— Begin —

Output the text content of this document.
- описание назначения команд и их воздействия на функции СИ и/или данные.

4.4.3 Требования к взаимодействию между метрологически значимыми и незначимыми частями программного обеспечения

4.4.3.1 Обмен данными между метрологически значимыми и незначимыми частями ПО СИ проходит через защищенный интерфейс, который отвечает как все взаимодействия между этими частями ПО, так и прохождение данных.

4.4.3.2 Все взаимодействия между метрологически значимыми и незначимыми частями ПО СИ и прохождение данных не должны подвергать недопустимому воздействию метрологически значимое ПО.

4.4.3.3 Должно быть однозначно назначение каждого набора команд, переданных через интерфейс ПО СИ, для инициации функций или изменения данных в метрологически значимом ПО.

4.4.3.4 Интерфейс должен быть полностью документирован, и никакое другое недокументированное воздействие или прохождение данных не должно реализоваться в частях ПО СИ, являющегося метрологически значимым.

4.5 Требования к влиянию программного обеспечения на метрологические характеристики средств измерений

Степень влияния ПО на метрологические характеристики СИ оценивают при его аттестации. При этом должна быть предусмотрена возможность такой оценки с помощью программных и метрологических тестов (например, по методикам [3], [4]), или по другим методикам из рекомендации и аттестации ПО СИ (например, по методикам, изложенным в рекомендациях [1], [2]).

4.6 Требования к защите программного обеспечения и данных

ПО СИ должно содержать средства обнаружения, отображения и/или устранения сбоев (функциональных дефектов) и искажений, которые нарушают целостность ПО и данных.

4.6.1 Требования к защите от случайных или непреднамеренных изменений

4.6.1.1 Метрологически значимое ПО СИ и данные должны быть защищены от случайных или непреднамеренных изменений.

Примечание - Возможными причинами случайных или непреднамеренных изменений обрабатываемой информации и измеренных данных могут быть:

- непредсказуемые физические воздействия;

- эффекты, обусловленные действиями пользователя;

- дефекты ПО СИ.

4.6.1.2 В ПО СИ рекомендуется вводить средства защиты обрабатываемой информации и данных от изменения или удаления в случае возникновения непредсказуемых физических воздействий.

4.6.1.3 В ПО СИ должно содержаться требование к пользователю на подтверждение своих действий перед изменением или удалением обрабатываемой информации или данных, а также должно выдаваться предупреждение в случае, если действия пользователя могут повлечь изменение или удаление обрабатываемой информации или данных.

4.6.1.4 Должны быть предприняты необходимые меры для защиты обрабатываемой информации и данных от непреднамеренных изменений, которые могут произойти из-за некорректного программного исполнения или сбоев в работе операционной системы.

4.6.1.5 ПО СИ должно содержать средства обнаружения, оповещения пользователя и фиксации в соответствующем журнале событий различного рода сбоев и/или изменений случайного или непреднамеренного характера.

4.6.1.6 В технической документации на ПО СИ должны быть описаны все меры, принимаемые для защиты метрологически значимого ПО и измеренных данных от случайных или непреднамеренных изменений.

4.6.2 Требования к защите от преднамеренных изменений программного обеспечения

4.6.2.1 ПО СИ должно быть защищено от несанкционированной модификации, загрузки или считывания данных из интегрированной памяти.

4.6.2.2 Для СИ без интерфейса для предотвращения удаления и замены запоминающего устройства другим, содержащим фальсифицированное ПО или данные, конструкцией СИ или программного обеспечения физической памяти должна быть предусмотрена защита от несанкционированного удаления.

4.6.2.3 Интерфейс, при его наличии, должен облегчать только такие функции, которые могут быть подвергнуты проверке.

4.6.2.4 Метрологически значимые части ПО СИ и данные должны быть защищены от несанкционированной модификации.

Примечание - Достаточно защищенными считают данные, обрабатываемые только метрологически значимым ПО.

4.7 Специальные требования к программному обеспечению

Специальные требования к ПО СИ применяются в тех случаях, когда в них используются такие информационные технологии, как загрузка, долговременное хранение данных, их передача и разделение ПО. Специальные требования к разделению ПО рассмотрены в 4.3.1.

— End —

◆ The request ◆
Reproduce all of the records exactly.

◆ Exercise solution ◆
Output the text content of this document.
- описание назначения команд и их воздействия на функции СИ и/или данные.

4.4.3 Требования к взаимодействию между метрологически значимыми и незначимыми частями программного обеспечения

4.4.3.1 Обмен данными между метрологически значимыми и незначимыми частями ПО СИ проходит через защищенный интерфейс, который отвечает как все взаимодействия между этими частями ПО, так и прохождение данных.

4.4.3.2 Все взаимодействия между метрологически значимыми и незначимыми частями ПО СИ и прохождение данных не должны подвергать недопустимому воздействию метрологически значимое ПО.

4.4.3.3 Должно быть однозначно назначение каждого набора команд, переданных через интерфейс ПО СИ, для инициации функций или изменения данных в метрологически значимом ПО.

4.4.3.4 Интерфейс должен быть полностью документирован, и никакое другое недокументированное воздействие или прохождение данных не должно реализоваться в частях ПО СИ, являющегося метрологически значимым.

4.5 Требования к влиянию программного обеспечения на метрологические характеристики средств измерений

Степень влияния ПО на метрологические характеристики СИ оценивают при его аттестации. При этом должна быть предусмотрена возможность такой оценки с помощью программных и метрологических тестов (например, по методикам [3], [4]), или по другим методикам из рекомендации и аттестации ПО СИ (например, по методикам, изложенным в рекомендациях [1], [2]).

4.6 Требования к защите программного обеспечения и данных

ПО СИ должно содержать средства обнаружения, отображения и/или устранения сбоев (функциональных дефектов) и искажений, которые нарушают целостность ПО и данных.

4.6.1 Требования к защите от случайных или непреднамеренных изменений

4.6.1.1 Метрологически значимое ПО СИ и данные должны быть защищены от случайных или непреднамеренных изменений.

Примечание - Возможными причинами случайных или непреднамеренных изменений обрабатываемой информации и измеренных данных могут быть:

- непредсказуемые физические воздействия;

- эффекты, обусловленные действиями пользователя;

- дефекты ПО СИ.

4.6.1.2 В ПО СИ рекомендуется вводить средства защиты обрабатываемой информации и данных от изменения или удаления в случае возникновения непредсказуемых физических воздействий.

4.6.1.3 В ПО СИ должно содержаться требование к пользователю на подтверждение своих действий перед изменением или удалением обрабатываемой информации или данных, а также должно выдаваться предупреждение в случае, если действия пользователя могут повлечь изменение или удаление обрабатываемой информации или данных.

4.6.1.4 Должны быть предприняты необходимые меры для защиты обрабатываемой информации и данных от непреднамеренных изменений, которые могут произойти из-за некорректного программного исполнения или сбоев в работе операционной системы.

4.6.1.5 ПО СИ должно содержать средства обнаружения, оповещения пользователя и фиксации в соответствующем журнале событий различного рода сбоев и/или изменений случайного или непреднамеренного характера.

4.6.1.6 В технической документации на ПО СИ должны быть описаны все меры, принимаемые для защиты метрологически значимого ПО и измеренных данных от случайных или непреднамеренных изменений.

4.6.2 Требования к защите от преднамеренных изменений программного обеспечения

4.6.2.1 ПО СИ должно быть защищено от несанкционированной модификации, загрузки или считывания данных из интегрированной памяти.

4.6.2.2 Для СИ без интерфейса для предотвращения удаления и замены запоминающего устройства другим, содержащим фальсифицированное ПО или данные, конструкцией СИ или программного обеспечения физической памяти должна быть предусмотрена защита от несанкционированного удаления.

4.6.2.3 Интерфейс, при его наличии, должен облегчать только такие функции, которые могут быть подвергнуты проверке.

4.6.2.4 Метрологически значимые части ПО СИ и данные должны быть защищены от несанкционированной модификации.

Примечание - Достаточно защищенными считают данные, обрабатываемые только метрологически значимым ПО.

4.7 Специальные требования к программному обеспечению

Специальные требования к ПО СИ применяются в тех случаях, когда в них используются такие информационные технологии, как загрузка, долговременное хранение данных, их передача и разделение ПО. Специальные требования к разделению ПО рассмотрены в 4.3.1.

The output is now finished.